■ Study questions ■
1/ In the article on the Tanzania fuel truck explosion, copy the text from "Toll from Tanzania" to "of their body.".
2/ In the article on the Tanzania fuel truck explosion, what was the death toll that officials gave on Sunday?
3/ List every day of the week named in the article on the Tanzania fuel truck explosion.
::: Exercise passage :::
Toll from Tanzania truck blast reaches 100

Two men carry the remains of a burnt out motorbike after a fuel tanker exploded on August 10, 2019, in Morogoro, 200 kilometres west of the Tanzanian capital Dar es Salaam. PHOTO | STRINGER | AFP

What you need to know:

  • Officials said the explosion was triggered when a man tried to take the truck's battery, creating sparks that ignited the fuel.
  • A doctor at the hospital said that most of those who survived the initial blast had suffered burns on over 80 percent of their body.
  • Many of the victims are motorbike taxi drivers who rushed to the scene to try to siphon off leaking petrol.

The death toll from a fuel truck explosion in Tanzania on August 10 hit 100 on Wednesday after several victims perished from severe burns.

Aminiel Aligaesha, a spokesman for the National Hospital in Dar es Salaam, told reporters "two people died on Tuesday during the day, and another on Tuesday night", bringing the total number of dead to 100.

VICTIMS

Officials had put the tally at 95 on Sunday, and another two people were announced dead on Monday.

At least 30 of the victims died in the days after the accident, in which a fireball engulfed a crowd thronging to collect petrol from an overturned tanker near Morogoro, 200 kilometres west of Dar es Salaam.

Officials said the explosion was triggered when a man tried to take the truck's battery, creating sparks that ignited the fuel.
::: The data :::
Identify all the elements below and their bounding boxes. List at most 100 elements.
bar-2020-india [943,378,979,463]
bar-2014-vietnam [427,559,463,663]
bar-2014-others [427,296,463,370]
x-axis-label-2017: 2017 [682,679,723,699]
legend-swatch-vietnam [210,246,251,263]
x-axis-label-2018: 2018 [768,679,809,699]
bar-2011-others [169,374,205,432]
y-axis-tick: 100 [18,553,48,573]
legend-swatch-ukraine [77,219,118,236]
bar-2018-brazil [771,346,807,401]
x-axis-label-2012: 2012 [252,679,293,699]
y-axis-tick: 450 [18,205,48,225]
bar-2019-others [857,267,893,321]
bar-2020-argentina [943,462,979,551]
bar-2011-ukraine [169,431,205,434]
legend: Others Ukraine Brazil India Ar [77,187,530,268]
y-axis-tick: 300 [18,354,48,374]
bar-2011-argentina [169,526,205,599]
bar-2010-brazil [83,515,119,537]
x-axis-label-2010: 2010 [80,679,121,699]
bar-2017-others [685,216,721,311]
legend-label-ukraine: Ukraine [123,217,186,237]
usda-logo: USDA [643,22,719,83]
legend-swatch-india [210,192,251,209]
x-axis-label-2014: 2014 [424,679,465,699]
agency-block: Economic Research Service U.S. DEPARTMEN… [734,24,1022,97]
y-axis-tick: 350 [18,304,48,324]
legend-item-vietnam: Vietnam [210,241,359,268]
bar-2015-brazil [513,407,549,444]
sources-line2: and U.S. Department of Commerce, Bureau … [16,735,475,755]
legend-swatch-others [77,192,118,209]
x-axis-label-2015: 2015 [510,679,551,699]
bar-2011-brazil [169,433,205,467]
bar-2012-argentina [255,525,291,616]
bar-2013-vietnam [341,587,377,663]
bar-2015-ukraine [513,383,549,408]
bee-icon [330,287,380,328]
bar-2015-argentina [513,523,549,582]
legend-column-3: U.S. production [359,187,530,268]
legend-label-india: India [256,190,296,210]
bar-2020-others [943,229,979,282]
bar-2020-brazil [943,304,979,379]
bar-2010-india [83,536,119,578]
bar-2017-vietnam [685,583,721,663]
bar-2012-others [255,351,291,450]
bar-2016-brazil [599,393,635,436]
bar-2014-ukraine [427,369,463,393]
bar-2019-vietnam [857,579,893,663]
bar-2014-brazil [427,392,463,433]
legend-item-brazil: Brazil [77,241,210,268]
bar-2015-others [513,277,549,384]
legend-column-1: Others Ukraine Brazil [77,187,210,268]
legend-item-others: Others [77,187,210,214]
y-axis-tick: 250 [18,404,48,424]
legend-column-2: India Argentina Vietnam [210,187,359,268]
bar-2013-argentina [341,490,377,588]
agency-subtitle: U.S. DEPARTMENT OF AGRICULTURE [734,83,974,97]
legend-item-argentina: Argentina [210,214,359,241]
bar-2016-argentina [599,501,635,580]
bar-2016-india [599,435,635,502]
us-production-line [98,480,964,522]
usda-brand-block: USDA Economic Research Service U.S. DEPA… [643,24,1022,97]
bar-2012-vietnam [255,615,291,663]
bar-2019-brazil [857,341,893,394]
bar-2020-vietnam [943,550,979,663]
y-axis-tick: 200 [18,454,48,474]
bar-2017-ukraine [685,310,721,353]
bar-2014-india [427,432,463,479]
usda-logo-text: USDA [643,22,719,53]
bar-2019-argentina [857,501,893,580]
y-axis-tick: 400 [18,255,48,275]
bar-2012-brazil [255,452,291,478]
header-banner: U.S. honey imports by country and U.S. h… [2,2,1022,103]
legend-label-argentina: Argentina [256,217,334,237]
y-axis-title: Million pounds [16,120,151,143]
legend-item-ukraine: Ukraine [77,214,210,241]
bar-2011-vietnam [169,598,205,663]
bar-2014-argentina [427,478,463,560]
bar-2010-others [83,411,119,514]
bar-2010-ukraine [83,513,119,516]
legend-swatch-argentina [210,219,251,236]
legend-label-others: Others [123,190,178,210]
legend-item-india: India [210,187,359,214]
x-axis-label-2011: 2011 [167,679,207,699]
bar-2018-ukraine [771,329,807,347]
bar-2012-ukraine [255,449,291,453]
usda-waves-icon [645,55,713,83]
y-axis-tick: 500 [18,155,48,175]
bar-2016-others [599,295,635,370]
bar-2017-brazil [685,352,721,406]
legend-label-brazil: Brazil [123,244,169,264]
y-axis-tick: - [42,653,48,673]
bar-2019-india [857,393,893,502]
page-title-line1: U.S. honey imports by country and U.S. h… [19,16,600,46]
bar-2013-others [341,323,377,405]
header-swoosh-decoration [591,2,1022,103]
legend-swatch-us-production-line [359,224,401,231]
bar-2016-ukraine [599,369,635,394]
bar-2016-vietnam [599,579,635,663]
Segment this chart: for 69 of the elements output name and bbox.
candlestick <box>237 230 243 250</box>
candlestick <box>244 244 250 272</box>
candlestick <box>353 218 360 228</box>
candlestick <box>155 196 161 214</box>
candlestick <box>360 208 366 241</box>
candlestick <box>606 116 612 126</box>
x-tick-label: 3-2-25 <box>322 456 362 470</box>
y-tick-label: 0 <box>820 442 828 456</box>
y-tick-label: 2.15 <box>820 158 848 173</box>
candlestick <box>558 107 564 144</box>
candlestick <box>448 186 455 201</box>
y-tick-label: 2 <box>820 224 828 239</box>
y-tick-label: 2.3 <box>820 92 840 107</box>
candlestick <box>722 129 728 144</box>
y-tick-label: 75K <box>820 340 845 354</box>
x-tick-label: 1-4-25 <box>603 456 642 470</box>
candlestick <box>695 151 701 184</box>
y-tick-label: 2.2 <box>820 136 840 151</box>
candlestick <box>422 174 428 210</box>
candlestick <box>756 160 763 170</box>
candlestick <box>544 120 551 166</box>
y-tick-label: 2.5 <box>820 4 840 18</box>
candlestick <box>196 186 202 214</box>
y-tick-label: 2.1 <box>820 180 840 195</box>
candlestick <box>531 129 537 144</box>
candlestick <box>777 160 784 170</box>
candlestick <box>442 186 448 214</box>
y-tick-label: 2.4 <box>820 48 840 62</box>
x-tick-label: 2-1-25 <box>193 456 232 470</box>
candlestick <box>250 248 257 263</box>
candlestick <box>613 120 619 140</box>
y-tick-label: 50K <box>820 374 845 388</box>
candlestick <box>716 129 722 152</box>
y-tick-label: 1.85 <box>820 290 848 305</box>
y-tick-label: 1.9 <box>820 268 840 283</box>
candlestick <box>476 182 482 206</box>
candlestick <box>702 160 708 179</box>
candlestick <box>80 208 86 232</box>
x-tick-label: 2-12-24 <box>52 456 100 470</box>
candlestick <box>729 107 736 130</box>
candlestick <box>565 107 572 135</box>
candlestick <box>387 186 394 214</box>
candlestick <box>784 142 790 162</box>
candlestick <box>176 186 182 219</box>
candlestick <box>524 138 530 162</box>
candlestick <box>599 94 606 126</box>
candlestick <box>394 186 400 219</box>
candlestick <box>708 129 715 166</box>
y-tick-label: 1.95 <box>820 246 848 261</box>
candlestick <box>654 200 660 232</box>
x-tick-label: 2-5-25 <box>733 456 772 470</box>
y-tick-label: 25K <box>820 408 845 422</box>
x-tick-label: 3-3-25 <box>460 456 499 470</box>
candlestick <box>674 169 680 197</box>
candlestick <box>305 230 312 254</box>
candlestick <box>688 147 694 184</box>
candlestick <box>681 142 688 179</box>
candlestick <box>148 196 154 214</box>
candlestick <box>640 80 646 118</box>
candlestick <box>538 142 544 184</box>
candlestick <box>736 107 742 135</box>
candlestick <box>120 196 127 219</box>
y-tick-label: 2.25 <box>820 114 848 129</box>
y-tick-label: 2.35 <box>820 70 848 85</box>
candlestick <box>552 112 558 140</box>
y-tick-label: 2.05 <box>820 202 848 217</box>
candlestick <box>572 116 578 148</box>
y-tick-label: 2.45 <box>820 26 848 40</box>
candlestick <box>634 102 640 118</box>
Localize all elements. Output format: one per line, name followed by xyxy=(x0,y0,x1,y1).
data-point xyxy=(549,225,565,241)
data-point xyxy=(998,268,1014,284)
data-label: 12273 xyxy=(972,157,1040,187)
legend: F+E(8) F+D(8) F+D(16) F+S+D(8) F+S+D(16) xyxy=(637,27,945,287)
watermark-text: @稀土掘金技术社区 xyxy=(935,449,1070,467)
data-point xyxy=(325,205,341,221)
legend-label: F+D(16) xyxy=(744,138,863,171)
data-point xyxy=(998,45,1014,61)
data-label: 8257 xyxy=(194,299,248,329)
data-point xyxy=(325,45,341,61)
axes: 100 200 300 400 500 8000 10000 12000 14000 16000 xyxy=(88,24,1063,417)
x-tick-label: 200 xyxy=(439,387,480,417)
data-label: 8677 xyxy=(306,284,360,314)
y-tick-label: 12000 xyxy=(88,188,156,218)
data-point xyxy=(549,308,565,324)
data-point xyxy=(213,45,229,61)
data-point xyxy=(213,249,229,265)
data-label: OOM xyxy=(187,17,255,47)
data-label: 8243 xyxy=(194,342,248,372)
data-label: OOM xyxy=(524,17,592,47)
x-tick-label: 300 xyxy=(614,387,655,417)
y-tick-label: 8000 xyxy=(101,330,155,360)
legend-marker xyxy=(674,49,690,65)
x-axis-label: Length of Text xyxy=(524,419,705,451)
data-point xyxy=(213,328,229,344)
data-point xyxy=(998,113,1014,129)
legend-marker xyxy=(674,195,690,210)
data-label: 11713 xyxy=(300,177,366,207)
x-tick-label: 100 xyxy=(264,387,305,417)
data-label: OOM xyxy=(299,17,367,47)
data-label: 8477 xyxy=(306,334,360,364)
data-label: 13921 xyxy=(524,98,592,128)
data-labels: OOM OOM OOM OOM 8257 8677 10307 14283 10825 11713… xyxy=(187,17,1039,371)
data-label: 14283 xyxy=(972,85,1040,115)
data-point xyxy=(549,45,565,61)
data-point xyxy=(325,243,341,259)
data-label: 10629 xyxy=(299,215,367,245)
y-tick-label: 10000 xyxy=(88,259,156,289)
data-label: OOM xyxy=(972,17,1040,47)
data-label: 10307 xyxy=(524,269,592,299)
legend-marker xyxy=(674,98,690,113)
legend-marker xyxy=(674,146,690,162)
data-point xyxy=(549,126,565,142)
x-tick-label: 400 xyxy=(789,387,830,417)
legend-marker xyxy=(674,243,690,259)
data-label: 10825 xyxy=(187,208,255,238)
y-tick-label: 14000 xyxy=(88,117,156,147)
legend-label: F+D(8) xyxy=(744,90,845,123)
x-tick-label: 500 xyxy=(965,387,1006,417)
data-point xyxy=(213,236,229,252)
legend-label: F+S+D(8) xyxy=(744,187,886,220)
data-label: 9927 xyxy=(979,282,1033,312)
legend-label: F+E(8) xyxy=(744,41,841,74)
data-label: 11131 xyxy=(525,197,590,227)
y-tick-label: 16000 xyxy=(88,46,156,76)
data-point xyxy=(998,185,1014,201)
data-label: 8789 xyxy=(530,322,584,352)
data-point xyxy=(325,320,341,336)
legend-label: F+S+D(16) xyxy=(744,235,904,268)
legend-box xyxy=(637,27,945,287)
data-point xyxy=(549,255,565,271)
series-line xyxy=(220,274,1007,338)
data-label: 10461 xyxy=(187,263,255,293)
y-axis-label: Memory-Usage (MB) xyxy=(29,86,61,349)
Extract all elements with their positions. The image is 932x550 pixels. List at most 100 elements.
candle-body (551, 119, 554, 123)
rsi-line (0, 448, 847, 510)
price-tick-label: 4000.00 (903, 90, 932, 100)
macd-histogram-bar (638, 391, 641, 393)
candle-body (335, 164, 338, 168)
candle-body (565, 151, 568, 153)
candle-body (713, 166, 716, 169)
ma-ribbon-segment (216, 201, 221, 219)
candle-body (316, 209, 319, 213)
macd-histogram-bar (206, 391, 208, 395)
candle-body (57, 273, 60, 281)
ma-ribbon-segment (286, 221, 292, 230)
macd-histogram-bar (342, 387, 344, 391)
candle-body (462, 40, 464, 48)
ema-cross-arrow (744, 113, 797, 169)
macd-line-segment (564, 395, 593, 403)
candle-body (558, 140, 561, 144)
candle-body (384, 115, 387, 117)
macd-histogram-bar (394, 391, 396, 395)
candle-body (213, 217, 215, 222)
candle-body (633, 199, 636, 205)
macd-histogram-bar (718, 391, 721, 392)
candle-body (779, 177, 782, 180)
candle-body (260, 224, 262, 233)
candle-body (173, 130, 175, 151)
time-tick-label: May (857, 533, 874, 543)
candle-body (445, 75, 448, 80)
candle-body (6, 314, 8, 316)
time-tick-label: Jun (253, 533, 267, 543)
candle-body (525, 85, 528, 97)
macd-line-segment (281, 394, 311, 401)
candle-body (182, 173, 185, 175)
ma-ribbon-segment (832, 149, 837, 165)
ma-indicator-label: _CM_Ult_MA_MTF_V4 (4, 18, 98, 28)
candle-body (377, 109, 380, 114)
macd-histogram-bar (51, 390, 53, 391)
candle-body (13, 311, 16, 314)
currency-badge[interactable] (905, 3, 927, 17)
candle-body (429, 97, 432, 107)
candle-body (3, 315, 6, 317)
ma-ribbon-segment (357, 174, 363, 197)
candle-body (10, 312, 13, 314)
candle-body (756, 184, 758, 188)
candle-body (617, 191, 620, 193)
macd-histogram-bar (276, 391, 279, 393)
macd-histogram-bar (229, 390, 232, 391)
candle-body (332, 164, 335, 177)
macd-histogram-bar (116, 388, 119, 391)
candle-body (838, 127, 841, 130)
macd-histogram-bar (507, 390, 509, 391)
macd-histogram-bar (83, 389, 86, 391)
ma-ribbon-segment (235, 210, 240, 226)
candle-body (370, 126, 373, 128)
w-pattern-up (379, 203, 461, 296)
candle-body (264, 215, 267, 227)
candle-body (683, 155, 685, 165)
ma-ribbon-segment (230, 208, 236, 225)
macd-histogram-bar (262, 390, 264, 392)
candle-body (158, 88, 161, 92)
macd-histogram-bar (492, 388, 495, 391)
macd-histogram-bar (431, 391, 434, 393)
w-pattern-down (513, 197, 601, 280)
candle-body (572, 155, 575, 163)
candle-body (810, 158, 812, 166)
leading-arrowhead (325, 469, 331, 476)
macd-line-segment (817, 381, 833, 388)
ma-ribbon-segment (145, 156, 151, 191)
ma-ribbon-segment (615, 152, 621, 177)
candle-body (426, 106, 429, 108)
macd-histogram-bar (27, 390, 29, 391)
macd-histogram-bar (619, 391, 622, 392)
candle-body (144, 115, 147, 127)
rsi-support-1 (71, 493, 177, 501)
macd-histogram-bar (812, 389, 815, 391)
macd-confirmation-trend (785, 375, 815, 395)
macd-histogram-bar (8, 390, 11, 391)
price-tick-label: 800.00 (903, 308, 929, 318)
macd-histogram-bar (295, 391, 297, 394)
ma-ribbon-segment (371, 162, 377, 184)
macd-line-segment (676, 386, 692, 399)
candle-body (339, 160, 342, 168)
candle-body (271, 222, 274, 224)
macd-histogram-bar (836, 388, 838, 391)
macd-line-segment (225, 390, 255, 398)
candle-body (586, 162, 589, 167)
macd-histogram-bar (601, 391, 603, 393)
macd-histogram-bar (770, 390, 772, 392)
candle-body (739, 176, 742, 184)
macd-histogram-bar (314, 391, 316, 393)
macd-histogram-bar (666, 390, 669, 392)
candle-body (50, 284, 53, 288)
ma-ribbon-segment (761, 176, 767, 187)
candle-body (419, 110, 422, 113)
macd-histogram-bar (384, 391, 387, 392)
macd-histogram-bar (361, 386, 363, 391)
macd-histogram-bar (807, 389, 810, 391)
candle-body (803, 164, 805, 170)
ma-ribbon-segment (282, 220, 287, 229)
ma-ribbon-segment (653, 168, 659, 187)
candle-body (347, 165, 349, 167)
:::
■ Set of answers ■
1/
Toll from Tanzania truck blast reaches 100

Two men carry the remains of a burnt out motorbike after a fuel tanker exploded on August 10, 2019, in Morogoro, 200 kilometres west of the Tanzanian capital Dar es Salaam. PHOTO | STRINGER | AFP

What you need to know:

  • Officials said the explosion was triggered when a man tried to take the truck's battery, creating sparks that ignited the fuel.
  • A doctor at the hospital said that most of those who survived the initial blast had suffered burns on over 80 percent of their body.

2/ 95

3/ Wednesday, Tuesday, Sunday, Monday